--- begin EXCERPTED RECORDS ---

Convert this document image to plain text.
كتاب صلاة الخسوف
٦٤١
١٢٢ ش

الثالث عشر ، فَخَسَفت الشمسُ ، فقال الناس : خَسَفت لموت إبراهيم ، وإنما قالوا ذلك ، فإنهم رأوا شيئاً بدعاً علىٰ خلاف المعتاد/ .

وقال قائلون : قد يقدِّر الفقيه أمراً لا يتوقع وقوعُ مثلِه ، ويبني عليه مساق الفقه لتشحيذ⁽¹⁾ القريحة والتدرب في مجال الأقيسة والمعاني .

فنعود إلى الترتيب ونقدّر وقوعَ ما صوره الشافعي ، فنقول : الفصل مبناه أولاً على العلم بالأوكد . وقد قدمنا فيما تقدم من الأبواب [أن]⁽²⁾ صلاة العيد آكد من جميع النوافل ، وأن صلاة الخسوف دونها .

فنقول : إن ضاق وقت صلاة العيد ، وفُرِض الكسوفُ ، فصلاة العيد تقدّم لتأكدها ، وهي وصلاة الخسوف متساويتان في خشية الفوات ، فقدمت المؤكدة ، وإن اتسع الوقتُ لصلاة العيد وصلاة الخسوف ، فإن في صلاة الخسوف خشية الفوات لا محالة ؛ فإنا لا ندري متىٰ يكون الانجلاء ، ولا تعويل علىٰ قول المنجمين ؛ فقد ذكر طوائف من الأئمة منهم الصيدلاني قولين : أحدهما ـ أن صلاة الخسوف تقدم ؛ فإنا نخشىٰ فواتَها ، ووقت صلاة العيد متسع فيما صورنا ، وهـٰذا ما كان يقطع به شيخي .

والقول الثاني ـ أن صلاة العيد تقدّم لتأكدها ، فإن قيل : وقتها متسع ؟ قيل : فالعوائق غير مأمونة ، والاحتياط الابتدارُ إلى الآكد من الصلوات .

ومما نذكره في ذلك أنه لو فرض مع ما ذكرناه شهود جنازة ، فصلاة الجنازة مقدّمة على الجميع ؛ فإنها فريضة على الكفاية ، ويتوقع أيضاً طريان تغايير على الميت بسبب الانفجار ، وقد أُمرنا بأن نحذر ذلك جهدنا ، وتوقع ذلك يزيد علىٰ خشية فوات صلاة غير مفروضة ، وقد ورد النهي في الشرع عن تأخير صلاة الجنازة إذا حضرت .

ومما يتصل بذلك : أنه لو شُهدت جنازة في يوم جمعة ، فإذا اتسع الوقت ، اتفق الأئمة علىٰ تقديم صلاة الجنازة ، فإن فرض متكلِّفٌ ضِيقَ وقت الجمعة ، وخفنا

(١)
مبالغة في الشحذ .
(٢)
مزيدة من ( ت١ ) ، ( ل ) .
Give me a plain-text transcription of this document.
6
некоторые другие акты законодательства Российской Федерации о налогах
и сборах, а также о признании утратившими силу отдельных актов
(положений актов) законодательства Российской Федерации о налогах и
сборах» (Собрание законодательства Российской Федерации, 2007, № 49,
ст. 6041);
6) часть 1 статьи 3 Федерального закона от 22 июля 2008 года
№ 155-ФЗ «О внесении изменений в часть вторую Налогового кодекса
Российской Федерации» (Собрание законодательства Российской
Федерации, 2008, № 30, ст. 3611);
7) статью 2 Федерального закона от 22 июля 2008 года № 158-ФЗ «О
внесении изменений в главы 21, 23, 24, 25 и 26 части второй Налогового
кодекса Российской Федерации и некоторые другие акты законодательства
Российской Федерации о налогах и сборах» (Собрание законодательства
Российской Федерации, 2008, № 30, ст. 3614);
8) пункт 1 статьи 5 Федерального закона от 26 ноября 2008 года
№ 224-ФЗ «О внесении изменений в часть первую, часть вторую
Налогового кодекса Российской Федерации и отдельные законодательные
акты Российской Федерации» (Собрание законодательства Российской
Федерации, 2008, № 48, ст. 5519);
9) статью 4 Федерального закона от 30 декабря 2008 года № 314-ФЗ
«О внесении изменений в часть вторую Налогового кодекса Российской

--- end EXCERPTED RECORDS ---

■ WORK TO COMPLETE
Output all of the material exactly as written.

■ TASK ANSWER
Convert this document image to plain text.
كتاب صلاة الخسوف
٦٤١
١٢٢ ش

الثالث عشر ، فَخَسَفت الشمسُ ، فقال الناس : خَسَفت لموت إبراهيم ، وإنما قالوا ذلك ، فإنهم رأوا شيئاً بدعاً علىٰ خلاف المعتاد/ .

وقال قائلون : قد يقدِّر الفقيه أمراً لا يتوقع وقوعُ مثلِه ، ويبني عليه مساق الفقه لتشحيذ⁽¹⁾ القريحة والتدرب في مجال الأقيسة والمعاني .

فنعود إلى الترتيب ونقدّر وقوعَ ما صوره الشافعي ، فنقول : الفصل مبناه أولاً على العلم بالأوكد . وقد قدمنا فيما تقدم من الأبواب [أن]⁽²⁾ صلاة العيد آكد من جميع النوافل ، وأن صلاة الخسوف دونها .

فنقول : إن ضاق وقت صلاة العيد ، وفُرِض الكسوفُ ، فصلاة العيد تقدّم لتأكدها ، وهي وصلاة الخسوف متساويتان في خشية الفوات ، فقدمت المؤكدة ، وإن اتسع الوقتُ لصلاة العيد وصلاة الخسوف ، فإن في صلاة الخسوف خشية الفوات لا محالة ؛ فإنا لا ندري متىٰ يكون الانجلاء ، ولا تعويل علىٰ قول المنجمين ؛ فقد ذكر طوائف من الأئمة منهم الصيدلاني قولين : أحدهما ـ أن صلاة الخسوف تقدم ؛ فإنا نخشىٰ فواتَها ، ووقت صلاة العيد متسع فيما صورنا ، وهـٰذا ما كان يقطع به شيخي .

والقول الثاني ـ أن صلاة العيد تقدّم لتأكدها ، فإن قيل : وقتها متسع ؟ قيل : فالعوائق غير مأمونة ، والاحتياط الابتدارُ إلى الآكد من الصلوات .

ومما نذكره في ذلك أنه لو فرض مع ما ذكرناه شهود جنازة ، فصلاة الجنازة مقدّمة على الجميع ؛ فإنها فريضة على الكفاية ، ويتوقع أيضاً طريان تغايير على الميت بسبب الانفجار ، وقد أُمرنا بأن نحذر ذلك جهدنا ، وتوقع ذلك يزيد علىٰ خشية فوات صلاة غير مفروضة ، وقد ورد النهي في الشرع عن تأخير صلاة الجنازة إذا حضرت .

ومما يتصل بذلك : أنه لو شُهدت جنازة في يوم جمعة ، فإذا اتسع الوقت ، اتفق الأئمة علىٰ تقديم صلاة الجنازة ، فإن فرض متكلِّفٌ ضِيقَ وقت الجمعة ، وخفنا

(١)
مبالغة في الشحذ .
(٢)
مزيدة من ( ت١ ) ، ( ل ) .
Give me a plain-text transcription of this document.
6
некоторые другие акты законодательства Российской Федерации о налогах
и сборах, а также о признании утратившими силу отдельных актов
(положений актов) законодательства Российской Федерации о налогах и
сборах» (Собрание законодательства Российской Федерации, 2007, № 49,
ст. 6041);
6) часть 1 статьи 3 Федерального закона от 22 июля 2008 года
№ 155-ФЗ «О внесении изменений в часть вторую Налогового кодекса
Российской Федерации» (Собрание законодательства Российской
Федерации, 2008, № 30, ст. 3611);
7) статью 2 Федерального закона от 22 июля 2008 года № 158-ФЗ «О
внесении изменений в главы 21, 23, 24, 25 и 26 части второй Налогового
кодекса Российской Федерации и некоторые другие акты законодательства
Российской Федерации о налогах и сборах» (Собрание законодательства
Российской Федерации, 2008, № 30, ст. 3614);
8) пункт 1 статьи 5 Федерального закона от 26 ноября 2008 года
№ 224-ФЗ «О внесении изменений в часть первую, часть вторую
Налогового кодекса Российской Федерации и отдельные законодательные
акты Российской Федерации» (Собрание законодательства Российской
Федерации, 2008, № 48, ст. 5519);
9) статью 4 Федерального закона от 30 декабря 2008 года № 314-ФЗ
«О внесении изменений в часть вторую Налогового кодекса Российской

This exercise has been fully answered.